> [EXERCISE] Tally the lines in the data that follows that include the word "JSON", and report nothing but the total.

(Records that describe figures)
···

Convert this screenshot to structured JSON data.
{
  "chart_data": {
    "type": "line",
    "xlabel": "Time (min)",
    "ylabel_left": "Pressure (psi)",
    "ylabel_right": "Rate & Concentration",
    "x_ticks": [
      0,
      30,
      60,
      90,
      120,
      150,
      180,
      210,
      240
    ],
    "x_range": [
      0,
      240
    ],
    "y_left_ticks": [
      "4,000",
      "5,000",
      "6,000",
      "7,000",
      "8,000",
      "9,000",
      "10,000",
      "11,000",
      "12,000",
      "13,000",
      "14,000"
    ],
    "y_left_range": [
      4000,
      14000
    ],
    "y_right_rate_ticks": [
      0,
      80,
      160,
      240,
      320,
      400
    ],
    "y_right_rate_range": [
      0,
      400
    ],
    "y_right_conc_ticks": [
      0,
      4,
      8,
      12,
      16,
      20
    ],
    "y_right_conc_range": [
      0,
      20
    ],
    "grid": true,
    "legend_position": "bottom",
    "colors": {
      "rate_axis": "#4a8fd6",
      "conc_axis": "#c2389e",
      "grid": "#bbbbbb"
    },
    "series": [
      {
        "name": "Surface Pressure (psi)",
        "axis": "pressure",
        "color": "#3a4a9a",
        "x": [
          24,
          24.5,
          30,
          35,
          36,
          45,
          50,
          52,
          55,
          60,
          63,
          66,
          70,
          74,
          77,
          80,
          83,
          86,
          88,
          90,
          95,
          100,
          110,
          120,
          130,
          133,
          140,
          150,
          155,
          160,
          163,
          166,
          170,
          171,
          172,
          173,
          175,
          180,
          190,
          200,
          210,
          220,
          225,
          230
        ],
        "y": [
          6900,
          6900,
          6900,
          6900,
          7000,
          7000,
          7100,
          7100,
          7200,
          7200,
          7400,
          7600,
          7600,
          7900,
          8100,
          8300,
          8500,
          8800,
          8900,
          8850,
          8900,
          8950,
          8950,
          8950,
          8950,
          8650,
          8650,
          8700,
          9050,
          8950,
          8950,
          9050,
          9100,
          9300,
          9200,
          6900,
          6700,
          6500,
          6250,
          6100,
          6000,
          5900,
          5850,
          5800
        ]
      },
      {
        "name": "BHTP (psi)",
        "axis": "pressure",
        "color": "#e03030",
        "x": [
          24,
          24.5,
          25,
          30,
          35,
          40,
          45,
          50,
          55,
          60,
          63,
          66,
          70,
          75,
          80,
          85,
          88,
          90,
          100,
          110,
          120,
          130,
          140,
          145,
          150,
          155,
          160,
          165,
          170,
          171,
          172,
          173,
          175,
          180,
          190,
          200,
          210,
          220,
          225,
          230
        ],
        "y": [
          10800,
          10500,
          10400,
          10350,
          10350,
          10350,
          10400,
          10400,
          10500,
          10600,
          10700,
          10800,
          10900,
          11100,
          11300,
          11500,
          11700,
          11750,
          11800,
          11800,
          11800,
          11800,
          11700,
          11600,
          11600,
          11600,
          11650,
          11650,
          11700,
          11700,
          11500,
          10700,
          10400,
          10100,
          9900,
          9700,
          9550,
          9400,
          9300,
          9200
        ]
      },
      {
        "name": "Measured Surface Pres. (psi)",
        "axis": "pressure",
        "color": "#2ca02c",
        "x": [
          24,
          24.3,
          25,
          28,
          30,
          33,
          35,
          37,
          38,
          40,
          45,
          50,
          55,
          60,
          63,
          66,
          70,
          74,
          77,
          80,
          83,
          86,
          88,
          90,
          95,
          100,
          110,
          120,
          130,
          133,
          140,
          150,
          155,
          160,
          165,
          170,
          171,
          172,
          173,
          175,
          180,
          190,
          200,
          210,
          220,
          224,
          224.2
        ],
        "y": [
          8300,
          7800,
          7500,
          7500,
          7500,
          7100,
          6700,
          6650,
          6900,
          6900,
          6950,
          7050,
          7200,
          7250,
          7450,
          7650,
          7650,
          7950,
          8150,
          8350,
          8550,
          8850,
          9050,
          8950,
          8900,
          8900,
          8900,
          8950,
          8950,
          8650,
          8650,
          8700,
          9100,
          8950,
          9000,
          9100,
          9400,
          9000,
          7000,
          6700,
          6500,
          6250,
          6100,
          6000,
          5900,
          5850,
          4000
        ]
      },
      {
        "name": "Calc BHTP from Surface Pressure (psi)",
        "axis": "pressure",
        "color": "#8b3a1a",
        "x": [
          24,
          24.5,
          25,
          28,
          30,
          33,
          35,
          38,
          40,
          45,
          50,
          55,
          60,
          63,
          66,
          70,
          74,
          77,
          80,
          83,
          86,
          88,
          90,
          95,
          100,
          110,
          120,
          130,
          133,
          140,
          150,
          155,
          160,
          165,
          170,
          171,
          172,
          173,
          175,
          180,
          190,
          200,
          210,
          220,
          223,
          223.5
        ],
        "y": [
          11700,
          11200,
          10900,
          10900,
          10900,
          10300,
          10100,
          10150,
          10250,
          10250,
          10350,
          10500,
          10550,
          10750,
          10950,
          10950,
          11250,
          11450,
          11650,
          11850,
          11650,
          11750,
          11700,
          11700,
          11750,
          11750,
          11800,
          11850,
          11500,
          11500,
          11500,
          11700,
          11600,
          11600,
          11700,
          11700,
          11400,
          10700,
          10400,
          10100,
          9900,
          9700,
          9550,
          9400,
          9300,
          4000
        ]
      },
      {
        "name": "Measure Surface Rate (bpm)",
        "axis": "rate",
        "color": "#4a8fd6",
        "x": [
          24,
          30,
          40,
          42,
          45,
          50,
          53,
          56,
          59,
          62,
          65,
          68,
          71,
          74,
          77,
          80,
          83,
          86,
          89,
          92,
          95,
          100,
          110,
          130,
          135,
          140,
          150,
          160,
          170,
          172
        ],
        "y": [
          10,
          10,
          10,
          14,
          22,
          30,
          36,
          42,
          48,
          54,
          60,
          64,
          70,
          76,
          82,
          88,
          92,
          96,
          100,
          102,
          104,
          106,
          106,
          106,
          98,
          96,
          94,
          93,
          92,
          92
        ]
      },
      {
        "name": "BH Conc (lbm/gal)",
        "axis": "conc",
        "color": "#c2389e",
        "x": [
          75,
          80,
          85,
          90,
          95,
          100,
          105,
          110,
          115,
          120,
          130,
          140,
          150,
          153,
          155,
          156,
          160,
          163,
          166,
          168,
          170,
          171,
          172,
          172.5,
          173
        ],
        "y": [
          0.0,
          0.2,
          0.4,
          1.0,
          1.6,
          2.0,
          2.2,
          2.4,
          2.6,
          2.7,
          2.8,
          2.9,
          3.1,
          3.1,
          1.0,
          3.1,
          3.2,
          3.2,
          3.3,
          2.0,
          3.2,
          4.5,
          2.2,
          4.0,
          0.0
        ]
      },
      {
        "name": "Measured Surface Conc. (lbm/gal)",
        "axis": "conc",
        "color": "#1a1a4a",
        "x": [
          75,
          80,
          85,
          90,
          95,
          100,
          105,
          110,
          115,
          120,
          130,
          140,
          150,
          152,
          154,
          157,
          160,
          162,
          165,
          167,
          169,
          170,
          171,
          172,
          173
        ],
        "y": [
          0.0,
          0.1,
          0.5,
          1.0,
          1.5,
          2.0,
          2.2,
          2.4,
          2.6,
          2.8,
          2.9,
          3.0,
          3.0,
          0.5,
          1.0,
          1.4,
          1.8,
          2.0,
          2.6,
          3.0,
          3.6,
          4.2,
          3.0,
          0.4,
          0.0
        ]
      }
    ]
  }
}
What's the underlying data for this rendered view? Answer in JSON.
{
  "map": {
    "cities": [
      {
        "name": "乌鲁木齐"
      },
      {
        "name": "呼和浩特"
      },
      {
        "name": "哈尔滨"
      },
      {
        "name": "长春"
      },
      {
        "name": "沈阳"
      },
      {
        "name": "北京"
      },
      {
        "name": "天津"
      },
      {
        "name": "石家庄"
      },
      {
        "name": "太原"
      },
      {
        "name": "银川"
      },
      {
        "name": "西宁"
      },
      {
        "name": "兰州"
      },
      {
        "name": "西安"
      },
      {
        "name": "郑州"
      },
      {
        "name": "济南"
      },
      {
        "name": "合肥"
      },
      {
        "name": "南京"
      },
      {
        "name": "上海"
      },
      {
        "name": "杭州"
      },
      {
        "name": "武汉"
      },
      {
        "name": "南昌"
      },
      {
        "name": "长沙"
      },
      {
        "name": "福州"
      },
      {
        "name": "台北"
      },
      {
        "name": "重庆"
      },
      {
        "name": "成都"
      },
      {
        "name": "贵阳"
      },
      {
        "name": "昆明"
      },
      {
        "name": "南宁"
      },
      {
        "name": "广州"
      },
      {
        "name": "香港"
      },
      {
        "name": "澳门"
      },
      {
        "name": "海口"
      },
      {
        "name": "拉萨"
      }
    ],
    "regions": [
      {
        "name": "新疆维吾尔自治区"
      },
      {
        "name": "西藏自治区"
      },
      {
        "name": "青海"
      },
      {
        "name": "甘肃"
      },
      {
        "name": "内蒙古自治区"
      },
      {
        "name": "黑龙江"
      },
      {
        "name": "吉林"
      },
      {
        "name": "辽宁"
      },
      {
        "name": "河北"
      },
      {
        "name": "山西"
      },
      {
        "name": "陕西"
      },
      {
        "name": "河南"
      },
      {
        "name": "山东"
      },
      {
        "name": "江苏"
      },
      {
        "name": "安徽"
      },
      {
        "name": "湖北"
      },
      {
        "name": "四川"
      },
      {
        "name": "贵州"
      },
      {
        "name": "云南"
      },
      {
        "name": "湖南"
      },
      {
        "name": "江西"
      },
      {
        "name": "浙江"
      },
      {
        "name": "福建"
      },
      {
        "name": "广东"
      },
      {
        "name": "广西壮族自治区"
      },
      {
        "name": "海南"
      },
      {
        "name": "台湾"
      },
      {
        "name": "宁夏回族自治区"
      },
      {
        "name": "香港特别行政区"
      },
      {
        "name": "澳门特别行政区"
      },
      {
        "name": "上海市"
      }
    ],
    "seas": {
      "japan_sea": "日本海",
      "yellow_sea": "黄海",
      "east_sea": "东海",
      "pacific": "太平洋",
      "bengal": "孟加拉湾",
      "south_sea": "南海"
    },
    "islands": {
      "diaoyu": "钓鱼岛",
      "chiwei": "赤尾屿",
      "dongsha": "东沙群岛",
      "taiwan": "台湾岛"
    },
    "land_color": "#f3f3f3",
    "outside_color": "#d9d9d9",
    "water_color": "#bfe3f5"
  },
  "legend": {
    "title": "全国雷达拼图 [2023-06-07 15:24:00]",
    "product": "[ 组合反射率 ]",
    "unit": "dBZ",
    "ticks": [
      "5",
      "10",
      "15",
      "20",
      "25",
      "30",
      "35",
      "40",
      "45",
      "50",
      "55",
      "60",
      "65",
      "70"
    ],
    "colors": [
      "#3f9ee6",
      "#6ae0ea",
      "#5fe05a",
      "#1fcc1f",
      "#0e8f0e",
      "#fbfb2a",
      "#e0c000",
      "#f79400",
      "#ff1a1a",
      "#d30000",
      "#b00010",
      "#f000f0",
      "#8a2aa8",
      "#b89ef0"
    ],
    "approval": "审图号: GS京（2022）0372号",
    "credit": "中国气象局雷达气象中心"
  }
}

···

> [FINAL RESULT] 2